### MATERIAL SUPPLIED

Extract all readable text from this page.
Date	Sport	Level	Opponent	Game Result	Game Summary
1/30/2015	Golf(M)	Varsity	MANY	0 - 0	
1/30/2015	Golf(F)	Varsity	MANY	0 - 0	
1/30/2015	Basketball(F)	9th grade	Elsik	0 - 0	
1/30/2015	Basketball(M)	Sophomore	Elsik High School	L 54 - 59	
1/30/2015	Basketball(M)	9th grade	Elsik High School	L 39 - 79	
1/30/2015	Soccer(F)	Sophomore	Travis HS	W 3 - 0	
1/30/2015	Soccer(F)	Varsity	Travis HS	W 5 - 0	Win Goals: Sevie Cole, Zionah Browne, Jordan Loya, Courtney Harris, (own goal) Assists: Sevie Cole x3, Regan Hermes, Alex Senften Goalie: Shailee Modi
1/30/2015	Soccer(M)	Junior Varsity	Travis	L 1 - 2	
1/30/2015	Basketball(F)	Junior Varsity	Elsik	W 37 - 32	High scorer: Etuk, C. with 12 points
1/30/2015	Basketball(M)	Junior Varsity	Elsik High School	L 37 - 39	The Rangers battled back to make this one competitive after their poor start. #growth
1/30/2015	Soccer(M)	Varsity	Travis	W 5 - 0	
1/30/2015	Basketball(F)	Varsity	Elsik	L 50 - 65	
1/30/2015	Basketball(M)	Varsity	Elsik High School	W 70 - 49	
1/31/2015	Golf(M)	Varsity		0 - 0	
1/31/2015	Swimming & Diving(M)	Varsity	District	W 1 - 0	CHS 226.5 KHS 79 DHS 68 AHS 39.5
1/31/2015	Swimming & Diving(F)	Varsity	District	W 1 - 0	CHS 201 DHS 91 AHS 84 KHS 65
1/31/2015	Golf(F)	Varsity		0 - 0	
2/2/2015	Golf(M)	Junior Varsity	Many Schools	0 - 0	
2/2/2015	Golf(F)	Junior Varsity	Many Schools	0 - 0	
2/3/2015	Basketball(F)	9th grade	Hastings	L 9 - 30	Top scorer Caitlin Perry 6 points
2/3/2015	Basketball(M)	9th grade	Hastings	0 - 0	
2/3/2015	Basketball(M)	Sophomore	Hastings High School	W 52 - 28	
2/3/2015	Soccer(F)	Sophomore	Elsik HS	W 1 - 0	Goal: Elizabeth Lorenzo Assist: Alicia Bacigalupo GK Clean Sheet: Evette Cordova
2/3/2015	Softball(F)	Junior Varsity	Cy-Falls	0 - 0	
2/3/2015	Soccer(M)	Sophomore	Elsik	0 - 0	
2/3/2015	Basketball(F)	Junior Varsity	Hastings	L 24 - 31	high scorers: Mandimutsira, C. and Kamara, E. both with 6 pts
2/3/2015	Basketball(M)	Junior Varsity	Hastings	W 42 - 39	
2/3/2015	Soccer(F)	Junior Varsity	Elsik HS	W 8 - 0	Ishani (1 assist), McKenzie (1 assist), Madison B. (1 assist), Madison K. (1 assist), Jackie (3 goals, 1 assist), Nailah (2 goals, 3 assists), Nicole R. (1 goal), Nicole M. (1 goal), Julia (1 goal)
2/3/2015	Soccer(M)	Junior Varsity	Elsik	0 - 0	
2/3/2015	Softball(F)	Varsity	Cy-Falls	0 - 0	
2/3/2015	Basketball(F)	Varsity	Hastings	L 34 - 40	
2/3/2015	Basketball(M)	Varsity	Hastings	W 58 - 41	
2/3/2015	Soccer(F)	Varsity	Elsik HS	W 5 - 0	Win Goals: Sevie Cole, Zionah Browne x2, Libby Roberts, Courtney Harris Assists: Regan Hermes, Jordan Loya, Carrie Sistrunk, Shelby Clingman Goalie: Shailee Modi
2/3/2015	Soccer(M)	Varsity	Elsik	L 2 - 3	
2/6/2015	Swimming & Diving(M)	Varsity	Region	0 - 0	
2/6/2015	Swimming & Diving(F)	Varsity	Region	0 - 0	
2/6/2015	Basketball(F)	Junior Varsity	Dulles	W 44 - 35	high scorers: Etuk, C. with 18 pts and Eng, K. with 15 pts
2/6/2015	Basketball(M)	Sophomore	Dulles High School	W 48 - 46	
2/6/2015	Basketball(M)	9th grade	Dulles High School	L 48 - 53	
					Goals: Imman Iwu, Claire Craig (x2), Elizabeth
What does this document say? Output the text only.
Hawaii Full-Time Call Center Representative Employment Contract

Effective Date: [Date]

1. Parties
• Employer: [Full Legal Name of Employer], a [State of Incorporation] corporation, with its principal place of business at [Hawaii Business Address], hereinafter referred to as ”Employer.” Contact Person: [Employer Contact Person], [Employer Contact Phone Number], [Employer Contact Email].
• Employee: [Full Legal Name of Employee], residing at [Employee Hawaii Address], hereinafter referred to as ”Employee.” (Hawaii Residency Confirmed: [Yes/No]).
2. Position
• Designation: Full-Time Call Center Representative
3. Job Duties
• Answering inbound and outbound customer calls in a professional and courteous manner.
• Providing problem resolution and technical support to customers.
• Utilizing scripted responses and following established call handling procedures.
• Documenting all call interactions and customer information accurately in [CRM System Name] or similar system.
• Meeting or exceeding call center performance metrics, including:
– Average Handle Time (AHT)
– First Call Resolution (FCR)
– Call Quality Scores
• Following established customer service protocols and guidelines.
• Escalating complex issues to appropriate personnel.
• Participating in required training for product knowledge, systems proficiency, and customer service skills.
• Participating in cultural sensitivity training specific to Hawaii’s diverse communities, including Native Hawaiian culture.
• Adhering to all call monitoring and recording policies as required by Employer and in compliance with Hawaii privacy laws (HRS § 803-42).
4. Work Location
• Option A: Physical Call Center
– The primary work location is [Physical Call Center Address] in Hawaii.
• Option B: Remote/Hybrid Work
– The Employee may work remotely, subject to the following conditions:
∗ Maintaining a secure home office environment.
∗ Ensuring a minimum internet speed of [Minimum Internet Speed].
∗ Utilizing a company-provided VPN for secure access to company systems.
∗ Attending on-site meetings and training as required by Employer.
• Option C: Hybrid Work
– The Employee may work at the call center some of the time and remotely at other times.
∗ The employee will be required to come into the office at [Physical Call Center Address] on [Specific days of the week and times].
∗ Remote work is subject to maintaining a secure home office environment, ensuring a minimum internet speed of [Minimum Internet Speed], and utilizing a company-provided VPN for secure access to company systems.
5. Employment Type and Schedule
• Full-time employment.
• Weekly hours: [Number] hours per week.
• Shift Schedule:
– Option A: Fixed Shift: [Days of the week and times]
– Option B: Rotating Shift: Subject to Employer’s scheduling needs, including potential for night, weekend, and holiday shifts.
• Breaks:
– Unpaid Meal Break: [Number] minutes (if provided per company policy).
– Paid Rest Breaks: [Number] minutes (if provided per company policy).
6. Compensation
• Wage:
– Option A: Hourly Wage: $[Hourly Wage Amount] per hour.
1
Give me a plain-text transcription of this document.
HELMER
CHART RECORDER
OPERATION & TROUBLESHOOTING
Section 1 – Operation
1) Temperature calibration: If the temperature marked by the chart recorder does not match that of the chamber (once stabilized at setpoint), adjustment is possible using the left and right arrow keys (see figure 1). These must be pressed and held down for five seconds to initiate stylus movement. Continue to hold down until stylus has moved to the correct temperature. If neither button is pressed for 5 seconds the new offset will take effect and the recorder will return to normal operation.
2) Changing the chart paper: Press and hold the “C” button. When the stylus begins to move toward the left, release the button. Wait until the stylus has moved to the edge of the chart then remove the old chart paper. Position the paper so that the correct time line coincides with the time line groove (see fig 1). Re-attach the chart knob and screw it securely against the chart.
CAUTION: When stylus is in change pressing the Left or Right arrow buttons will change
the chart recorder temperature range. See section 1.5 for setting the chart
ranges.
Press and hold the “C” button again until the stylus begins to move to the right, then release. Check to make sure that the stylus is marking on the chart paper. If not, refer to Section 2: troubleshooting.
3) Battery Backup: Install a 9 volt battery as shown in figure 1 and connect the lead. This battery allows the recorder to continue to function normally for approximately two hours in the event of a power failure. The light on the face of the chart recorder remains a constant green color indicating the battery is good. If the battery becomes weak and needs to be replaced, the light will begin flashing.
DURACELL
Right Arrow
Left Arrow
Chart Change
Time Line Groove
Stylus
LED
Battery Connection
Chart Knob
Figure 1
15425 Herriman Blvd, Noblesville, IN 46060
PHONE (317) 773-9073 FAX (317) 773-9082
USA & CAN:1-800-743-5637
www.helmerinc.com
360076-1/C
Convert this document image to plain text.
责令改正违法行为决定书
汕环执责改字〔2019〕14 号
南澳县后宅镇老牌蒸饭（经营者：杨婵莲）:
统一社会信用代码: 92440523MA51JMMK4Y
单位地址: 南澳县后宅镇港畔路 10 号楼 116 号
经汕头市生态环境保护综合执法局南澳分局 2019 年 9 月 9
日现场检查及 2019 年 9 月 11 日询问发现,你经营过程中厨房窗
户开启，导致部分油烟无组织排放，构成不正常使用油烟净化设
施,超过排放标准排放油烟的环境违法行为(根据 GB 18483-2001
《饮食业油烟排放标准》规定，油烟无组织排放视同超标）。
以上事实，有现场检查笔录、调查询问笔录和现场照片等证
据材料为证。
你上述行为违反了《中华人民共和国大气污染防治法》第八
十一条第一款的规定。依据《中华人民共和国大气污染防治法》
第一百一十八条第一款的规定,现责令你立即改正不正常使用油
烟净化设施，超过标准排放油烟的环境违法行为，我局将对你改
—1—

######

### WHAT THIS TASK INVOLVES:
Pull every line containing the word "Representative" out of the entries above.

### EXERCISE SOLUTION:
Hawaii Full-Time Call Center Representative Employment Contract
• Designation: Full-Time Call Center Representative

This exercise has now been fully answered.